-------- Data lines --------

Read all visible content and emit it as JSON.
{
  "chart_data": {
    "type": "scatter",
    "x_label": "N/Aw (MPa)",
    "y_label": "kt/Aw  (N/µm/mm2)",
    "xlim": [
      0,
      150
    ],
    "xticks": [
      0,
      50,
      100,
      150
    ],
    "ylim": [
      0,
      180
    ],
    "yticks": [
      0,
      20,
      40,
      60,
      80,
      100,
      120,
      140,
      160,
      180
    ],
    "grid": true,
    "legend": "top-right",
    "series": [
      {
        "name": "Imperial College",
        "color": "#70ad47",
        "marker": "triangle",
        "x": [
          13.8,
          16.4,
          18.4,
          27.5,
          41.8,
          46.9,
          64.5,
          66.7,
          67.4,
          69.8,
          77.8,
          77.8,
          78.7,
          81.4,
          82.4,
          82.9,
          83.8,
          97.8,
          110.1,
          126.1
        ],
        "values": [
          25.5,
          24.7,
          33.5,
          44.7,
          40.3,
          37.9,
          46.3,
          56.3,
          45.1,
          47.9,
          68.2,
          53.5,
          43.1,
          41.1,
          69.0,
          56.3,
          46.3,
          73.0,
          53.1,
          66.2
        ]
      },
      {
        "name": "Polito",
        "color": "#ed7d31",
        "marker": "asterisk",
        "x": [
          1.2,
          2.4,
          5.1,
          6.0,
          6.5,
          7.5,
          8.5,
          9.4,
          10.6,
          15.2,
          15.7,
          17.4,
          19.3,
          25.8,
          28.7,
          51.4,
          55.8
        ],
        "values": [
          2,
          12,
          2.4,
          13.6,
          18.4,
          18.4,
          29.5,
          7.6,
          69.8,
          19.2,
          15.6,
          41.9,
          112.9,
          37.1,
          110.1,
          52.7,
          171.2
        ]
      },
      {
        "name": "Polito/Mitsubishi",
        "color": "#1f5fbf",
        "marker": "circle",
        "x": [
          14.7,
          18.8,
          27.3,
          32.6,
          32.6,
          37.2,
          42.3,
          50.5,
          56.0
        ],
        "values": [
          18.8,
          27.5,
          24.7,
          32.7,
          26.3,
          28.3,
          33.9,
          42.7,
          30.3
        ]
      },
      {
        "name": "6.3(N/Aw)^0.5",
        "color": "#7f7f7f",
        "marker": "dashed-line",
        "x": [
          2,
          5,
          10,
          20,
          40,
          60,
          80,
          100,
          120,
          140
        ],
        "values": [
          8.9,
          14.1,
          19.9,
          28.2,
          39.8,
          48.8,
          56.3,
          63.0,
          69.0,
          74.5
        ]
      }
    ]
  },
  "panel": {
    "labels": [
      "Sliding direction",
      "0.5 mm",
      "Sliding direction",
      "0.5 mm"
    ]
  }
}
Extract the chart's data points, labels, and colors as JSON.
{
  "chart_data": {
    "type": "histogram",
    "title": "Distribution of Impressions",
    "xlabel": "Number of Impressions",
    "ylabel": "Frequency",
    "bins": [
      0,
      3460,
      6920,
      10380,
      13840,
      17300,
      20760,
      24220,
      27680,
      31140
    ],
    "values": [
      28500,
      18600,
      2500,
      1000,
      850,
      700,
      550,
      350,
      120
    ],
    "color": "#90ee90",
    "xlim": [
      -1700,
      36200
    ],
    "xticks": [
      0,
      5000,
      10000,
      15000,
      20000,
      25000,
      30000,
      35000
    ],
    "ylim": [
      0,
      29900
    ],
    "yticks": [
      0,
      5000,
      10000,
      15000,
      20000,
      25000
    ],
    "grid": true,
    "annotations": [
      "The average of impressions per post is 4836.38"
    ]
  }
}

--------

» Task instructions
Go through the material above and copy each line that has the word "marker".

» Solution to this problem
        "marker": "triangle",
        "marker": "asterisk",
        "marker": "circle",
        "marker": "dashed-line",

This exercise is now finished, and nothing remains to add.